→ **Request**
Count how many lines hold the string "어떠한가", and give only that number.

Saved data entries

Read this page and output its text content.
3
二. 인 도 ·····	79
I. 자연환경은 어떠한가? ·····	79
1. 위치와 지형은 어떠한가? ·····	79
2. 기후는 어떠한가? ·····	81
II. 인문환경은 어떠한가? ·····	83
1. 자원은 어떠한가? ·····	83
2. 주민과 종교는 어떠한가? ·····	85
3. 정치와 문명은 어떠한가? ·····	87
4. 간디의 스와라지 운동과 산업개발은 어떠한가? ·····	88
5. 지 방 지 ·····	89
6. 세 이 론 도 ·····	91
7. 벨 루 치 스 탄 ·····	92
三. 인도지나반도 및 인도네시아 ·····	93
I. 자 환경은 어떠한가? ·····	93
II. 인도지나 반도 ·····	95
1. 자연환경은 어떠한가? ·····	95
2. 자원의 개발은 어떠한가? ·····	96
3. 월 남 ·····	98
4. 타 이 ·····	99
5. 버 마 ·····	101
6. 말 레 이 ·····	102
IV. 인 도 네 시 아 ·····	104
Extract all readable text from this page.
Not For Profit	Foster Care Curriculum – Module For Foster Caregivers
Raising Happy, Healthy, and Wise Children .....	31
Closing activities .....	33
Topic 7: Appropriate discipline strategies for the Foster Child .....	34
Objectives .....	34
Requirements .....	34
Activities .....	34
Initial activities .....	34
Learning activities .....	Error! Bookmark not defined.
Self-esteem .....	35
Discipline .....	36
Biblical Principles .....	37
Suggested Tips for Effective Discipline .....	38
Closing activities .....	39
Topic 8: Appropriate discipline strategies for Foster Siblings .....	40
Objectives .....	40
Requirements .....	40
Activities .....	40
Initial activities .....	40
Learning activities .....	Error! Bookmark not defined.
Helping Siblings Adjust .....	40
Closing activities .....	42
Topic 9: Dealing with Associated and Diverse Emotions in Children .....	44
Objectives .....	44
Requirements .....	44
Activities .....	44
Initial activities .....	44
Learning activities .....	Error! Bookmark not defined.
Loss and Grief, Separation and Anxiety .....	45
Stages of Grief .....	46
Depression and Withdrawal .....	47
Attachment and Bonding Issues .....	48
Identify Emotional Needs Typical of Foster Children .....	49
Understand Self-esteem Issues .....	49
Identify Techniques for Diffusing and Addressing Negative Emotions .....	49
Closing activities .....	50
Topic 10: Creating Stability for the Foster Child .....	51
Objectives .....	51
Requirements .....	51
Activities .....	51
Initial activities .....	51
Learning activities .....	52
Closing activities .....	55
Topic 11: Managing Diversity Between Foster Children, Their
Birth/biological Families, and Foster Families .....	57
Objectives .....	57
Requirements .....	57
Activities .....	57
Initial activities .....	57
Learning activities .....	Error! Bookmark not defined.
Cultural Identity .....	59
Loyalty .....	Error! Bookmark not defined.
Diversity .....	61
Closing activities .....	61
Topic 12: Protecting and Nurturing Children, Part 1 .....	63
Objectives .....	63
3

→ **Output below**
11